▶ **The exercise**
Retype every entry in its entirety, without alteration.

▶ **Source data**

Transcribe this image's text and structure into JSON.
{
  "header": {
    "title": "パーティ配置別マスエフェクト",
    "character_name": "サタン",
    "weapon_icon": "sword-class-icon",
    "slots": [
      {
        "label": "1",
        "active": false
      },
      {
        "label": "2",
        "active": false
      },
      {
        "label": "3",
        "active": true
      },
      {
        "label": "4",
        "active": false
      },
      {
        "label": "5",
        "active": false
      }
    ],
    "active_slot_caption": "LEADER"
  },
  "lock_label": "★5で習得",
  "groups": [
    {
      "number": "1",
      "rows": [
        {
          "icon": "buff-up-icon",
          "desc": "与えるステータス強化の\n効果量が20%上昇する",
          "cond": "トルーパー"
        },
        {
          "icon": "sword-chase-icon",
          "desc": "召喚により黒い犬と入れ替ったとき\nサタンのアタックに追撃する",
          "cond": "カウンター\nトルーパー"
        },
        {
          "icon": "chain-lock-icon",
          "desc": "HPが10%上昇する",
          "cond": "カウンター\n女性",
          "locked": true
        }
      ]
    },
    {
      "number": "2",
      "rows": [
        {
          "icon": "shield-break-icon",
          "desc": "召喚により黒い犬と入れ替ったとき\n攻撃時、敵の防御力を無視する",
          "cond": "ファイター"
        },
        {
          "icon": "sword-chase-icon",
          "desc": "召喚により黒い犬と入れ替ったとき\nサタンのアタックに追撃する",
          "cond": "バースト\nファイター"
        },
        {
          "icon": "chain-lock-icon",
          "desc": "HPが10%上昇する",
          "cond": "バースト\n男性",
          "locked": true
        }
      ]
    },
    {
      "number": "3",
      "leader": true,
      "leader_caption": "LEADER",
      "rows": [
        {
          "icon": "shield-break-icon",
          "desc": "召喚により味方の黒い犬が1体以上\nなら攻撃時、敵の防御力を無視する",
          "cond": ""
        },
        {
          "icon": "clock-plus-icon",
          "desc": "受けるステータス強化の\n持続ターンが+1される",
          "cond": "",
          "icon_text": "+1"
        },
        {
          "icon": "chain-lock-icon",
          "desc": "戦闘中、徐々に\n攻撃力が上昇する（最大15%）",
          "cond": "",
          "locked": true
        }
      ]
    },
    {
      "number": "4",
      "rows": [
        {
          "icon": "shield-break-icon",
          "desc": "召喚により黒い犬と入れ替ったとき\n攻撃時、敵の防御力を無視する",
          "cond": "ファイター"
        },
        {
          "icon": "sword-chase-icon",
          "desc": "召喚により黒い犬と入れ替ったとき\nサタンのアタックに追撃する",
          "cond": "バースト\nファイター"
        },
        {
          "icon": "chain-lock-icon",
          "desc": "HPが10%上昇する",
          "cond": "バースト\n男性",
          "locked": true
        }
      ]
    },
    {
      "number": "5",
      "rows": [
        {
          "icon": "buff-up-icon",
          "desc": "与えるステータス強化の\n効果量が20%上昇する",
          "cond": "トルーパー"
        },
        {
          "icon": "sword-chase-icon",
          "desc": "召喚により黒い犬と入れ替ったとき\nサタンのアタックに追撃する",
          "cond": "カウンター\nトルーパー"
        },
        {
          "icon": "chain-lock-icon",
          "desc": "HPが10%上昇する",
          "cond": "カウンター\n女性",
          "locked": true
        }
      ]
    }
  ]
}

▶ **Task output**
Transcribe this image's text and structure into JSON.
{
  "header": {
    "title": "パーティ配置別マスエフェクト",
    "character_name": "サタン",
    "weapon_icon": "sword-class-icon",
    "slots": [
      {
        "label": "1",
        "active": false
      },
      {
        "label": "2",
        "active": false
      },
      {
        "label": "3",
        "active": true
      },
      {
        "label": "4",
        "active": false
      },
      {
        "label": "5",
        "active": false
      }
    ],
    "active_slot_caption": "LEADER"
  },
  "lock_label": "★5で習得",
  "groups": [
    {
      "number": "1",
      "rows": [
        {
          "icon": "buff-up-icon",
          "desc": "与えるステータス強化の\n効果量が20%上昇する",
          "cond": "トルーパー"
        },
        {
          "icon": "sword-chase-icon",
          "desc": "召喚により黒い犬と入れ替ったとき\nサタンのアタックに追撃する",
          "cond": "カウンター\nトルーパー"
        },
        {
          "icon": "chain-lock-icon",
          "desc": "HPが10%上昇する",
          "cond": "カウンター\n女性",
          "locked": true
        }
      ]
    },
    {
      "number": "2",
      "rows": [
        {
          "icon": "shield-break-icon",
          "desc": "召喚により黒い犬と入れ替ったとき\n攻撃時、敵の防御力を無視する",
          "cond": "ファイター"
        },
        {
          "icon": "sword-chase-icon",
          "desc": "召喚により黒い犬と入れ替ったとき\nサタンのアタックに追撃する",
          "cond": "バースト\nファイター"
        },
        {
          "icon": "chain-lock-icon",
          "desc": "HPが10%上昇する",
          "cond": "バースト\n男性",
          "locked": true
        }
      ]
    },
    {
      "number": "3",
      "leader": true,
      "leader_caption": "LEADER",
      "rows": [
        {
          "icon": "shield-break-icon",
          "desc": "召喚により味方の黒い犬が1体以上\nなら攻撃時、敵の防御力を無視する",
          "cond": ""
        },
        {
          "icon": "clock-plus-icon",
          "desc": "受けるステータス強化の\n持続ターンが+1される",
          "cond": "",
          "icon_text": "+1"
        },
        {
          "icon": "chain-lock-icon",
          "desc": "戦闘中、徐々に\n攻撃力が上昇する（最大15%）",
          "cond": "",
          "locked": true
        }
      ]
    },
    {
      "number": "4",
      "rows": [
        {
          "icon": "shield-break-icon",
          "desc": "召喚により黒い犬と入れ替ったとき\n攻撃時、敵の防御力を無視する",
          "cond": "ファイター"
        },
        {
          "icon": "sword-chase-icon",
          "desc": "召喚により黒い犬と入れ替ったとき\nサタンのアタックに追撃する",
          "cond": "バースト\nファイター"
        },
        {
          "icon": "chain-lock-icon",
          "desc": "HPが10%上昇する",
          "cond": "バースト\n男性",
          "locked": true
        }
      ]
    },
    {
      "number": "5",
      "rows": [
        {
          "icon": "buff-up-icon",
          "desc": "与えるステータス強化の\n効果量が20%上昇する",
          "cond": "トルーパー"
        },
        {
          "icon": "sword-chase-icon",
          "desc": "召喚により黒い犬と入れ替ったとき\nサタンのアタックに追撃する",
          "cond": "カウンター\nトルーパー"
        },
        {
          "icon": "chain-lock-icon",
          "desc": "HPが10%上昇する",
          "cond": "カウンター\n女性",
          "locked": true
        }
      ]
    }
  ]
}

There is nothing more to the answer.